* _Records from a data source_

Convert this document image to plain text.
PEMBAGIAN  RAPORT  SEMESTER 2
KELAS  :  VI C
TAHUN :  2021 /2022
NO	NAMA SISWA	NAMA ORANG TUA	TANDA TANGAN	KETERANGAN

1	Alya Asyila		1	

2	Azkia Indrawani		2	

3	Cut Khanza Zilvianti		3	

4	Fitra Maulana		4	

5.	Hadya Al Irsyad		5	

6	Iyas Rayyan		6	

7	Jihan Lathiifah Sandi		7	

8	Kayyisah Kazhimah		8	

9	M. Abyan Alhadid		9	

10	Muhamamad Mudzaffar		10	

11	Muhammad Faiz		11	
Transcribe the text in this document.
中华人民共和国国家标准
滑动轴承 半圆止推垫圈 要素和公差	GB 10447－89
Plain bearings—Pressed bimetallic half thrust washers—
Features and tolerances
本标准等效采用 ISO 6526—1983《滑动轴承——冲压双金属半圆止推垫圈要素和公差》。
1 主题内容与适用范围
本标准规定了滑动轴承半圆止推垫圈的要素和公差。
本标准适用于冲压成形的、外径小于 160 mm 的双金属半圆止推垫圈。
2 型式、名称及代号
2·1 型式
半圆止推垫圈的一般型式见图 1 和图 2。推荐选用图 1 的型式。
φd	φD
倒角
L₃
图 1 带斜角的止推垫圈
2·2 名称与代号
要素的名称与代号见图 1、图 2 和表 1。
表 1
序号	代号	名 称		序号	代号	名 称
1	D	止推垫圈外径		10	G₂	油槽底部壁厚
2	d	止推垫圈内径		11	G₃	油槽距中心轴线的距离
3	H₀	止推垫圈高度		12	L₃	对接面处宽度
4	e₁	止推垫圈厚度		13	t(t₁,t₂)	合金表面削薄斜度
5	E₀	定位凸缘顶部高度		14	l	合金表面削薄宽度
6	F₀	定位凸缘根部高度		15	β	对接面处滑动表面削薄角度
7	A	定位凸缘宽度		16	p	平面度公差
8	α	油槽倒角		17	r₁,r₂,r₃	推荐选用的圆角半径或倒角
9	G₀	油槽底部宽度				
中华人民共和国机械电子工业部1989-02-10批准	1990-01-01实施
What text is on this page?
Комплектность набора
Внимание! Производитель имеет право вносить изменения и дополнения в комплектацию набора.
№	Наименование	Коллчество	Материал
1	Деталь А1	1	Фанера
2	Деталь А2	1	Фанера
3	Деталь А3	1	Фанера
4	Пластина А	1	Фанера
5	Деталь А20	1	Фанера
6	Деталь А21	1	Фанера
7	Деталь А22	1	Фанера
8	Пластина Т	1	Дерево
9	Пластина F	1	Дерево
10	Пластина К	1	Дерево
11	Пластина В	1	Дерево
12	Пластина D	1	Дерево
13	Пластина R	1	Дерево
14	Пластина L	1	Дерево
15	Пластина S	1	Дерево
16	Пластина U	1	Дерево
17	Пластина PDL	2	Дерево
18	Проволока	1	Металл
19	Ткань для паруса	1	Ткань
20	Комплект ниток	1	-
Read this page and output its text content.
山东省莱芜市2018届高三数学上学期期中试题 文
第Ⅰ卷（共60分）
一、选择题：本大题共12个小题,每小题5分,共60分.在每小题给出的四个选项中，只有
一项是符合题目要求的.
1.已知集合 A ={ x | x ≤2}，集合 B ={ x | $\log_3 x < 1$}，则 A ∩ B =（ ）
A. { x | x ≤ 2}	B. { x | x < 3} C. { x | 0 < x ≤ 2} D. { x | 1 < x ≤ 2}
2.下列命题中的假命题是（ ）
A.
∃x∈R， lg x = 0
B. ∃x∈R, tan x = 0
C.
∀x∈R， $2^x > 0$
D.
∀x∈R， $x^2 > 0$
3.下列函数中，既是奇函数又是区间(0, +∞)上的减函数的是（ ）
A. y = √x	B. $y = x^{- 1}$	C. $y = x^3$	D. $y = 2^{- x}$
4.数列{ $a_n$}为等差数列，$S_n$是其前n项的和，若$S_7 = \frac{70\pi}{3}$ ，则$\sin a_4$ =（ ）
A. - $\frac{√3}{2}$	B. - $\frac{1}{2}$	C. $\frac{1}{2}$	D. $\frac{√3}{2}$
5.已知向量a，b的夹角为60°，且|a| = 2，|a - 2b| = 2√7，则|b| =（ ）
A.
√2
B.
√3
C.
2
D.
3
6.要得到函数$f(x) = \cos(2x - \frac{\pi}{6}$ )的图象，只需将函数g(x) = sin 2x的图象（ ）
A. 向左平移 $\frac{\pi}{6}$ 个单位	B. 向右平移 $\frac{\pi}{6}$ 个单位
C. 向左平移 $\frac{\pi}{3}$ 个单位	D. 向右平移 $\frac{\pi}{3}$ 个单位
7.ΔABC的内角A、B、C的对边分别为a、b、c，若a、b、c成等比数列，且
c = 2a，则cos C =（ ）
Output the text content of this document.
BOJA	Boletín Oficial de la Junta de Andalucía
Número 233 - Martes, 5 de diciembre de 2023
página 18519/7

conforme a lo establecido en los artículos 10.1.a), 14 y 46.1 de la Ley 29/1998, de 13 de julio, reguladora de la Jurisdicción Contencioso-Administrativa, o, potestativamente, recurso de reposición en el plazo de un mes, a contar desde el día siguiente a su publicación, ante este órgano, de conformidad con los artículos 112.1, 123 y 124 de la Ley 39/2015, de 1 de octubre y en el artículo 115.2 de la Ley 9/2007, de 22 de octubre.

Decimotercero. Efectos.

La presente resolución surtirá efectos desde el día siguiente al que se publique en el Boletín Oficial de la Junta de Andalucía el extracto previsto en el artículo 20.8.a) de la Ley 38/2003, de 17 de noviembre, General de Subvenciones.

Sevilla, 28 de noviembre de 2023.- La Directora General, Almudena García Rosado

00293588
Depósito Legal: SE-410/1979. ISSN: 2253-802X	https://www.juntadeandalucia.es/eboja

* _Set task_
Select the lines in this material that hold the word "Andalucía", leaving none out.

* _Written response_
BOJA	Boletín Oficial de la Junta de Andalucía
La presente resolución surtirá efectos desde el día siguiente al que se publique en el Boletín Oficial de la Junta de Andalucía el extracto previsto en el artículo 20.8.a) de la Ley 38/2003, de 17 de noviembre, General de Subvenciones.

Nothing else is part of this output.